Goal: Where a line in the listing contains the string "occurrence", copy that line out.
===
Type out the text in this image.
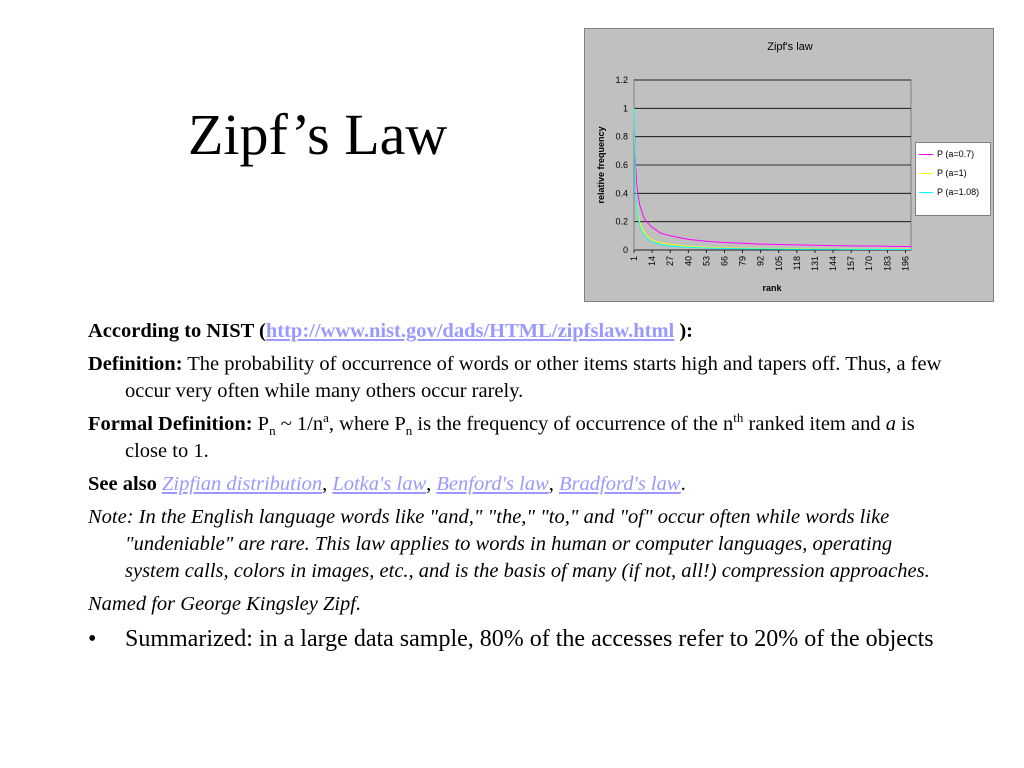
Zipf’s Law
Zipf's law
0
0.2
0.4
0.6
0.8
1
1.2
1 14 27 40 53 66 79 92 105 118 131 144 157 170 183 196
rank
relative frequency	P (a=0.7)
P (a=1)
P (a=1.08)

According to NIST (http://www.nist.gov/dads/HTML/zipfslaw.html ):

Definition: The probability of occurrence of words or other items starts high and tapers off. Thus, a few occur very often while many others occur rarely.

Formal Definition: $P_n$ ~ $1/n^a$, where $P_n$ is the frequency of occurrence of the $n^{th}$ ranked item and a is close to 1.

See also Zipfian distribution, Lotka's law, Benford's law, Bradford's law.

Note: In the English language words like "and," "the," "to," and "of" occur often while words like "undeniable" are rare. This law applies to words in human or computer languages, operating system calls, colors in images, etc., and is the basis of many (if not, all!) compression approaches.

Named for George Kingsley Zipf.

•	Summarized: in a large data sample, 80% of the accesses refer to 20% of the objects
===
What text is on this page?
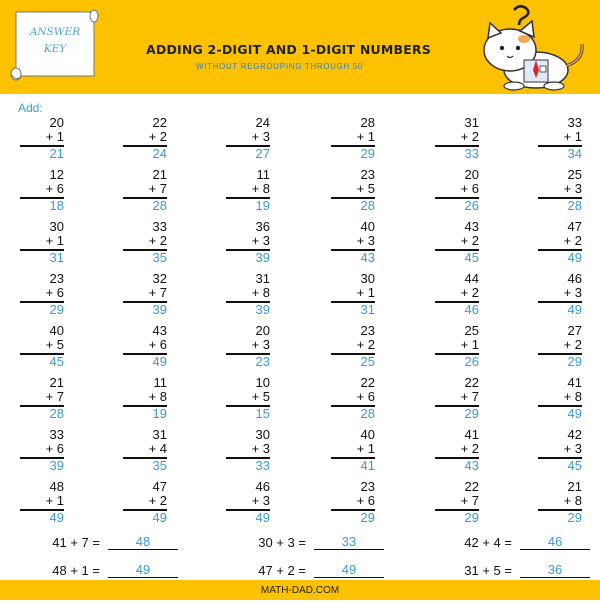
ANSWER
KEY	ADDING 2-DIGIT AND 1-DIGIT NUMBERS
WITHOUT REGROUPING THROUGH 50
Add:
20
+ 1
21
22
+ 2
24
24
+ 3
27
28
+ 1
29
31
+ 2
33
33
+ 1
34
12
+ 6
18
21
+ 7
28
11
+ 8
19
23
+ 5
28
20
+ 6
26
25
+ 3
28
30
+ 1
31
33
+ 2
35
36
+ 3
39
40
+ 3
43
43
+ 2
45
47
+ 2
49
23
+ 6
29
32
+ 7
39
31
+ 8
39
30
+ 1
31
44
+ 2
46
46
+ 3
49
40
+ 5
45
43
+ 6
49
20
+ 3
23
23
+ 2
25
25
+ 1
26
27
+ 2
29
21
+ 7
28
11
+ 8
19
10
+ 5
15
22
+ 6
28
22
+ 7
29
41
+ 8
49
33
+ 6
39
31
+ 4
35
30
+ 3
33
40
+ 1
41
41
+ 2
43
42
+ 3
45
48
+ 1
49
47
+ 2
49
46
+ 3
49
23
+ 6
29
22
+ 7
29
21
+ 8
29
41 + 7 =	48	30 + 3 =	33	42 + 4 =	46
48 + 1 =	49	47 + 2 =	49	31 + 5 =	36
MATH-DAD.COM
===
Output for this task:
Definition: The probability of occurrence of words or other items starts high and tapers off. Thus, a few occur very often while many others occur rarely.
Formal Definition: $P_n$ ~ $1/n^a$, where $P_n$ is the frequency of occurrence of the $n^{th}$ ranked item and a is close to 1.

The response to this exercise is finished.